PAGE TEXT.
>>>>

The rospy logging functions accessible by their ROS logging level index.

cras.log_utils.log_level_names = {1: 'DEBUG', 2: 'INFO', 4: 'WARN', 8: 'ERROR', 16: 'FATAL'}

Stringified names of the ROS logging levels.

cras.log_utils.log_level_py_name_to_ros = {'CRITICAL': 16, 'DEBUG': 1, 'ERROR': 8, 'INFO': 2, 'WARNING': 4}

Convert python logging module level string to ROS log level int.

cras.log_utils.log_level_py_to_ros = {10: 1, 20: 2, 30: 4, 40: 8, 50: 16}

Convert python logging module level int to ROS log level int.

cras.log_utils.log_level_ros_to_py = {1: 10, 2: 20, 4: 30, 8: 40, 16: 50}

Convert ROS log level int to python logging module level int.

cras.log_utils.log_level_ros_to_py_name = {1: 'DEBUG', 2: 'INFO', 4: 'WARNING', 8: 'ERROR', 16: 'CRITICAL'}

Convert ROS log level int to python logging module level string.

<<<<

THINGS TO DO.
[a] Translate this sentence from the ROS logging text into Spanish: "Convert ROS log level int to python logging module level int."
[b] In the ROS logging text, which integer is mapped to the name 'WARN'?
[c] Rewrite the ROS logging text from "Convert python logging module level string" down to "module level string.", changing "module" to "package" throughout.

Region and label listings
>>>>

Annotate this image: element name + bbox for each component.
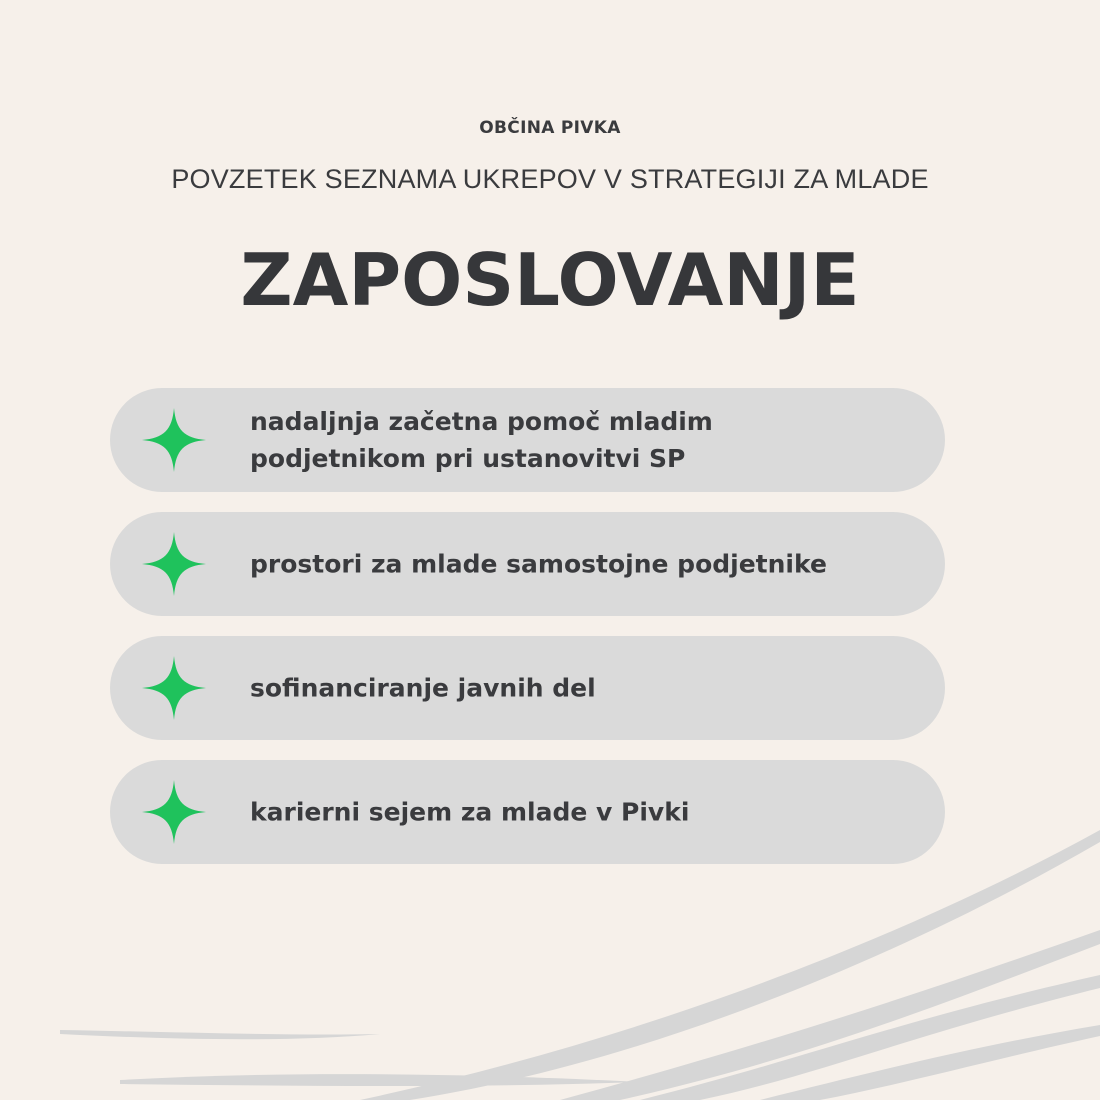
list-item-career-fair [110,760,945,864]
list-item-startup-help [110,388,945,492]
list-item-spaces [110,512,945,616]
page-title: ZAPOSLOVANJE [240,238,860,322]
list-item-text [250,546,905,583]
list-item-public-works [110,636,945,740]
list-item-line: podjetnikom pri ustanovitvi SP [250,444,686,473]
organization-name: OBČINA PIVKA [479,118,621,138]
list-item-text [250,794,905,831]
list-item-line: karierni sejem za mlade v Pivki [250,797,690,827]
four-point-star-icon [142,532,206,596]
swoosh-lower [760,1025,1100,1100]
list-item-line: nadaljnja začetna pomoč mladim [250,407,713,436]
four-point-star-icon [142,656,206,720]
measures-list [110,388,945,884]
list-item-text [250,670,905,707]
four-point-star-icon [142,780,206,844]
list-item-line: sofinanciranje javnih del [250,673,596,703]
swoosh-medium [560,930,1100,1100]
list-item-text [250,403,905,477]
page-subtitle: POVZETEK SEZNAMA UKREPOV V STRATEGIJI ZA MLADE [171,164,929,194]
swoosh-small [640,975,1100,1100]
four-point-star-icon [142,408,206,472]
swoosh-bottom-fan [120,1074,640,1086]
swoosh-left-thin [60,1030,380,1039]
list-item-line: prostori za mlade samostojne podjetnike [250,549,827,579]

<<<<

SOLUTIONS BY TASK.
[a] Convierte un entero de nivel de registro de ROS en un entero de nivel del módulo logging de Python.

[b] 4

[c]
Convert python logging package level string to ROS log level int.

cras.log_utils.log_level_py_to_ros = {10: 1, 20: 2, 30: 4, 40: 8, 50: 16}

Convert python logging package level int to ROS log level int.

cras.log_utils.log_level_ros_to_py = {1: 10, 2: 20, 4: 30, 8: 40, 16: 50}

Convert ROS log level int to python logging package level int.

cras.log_utils.log_level_ros_to_py_name = {1: 'DEBUG', 2: 'INFO', 4: 'WARNING', 8: 'ERROR', 16: 'CRITICAL'}

Convert ROS log level int to python logging package level string.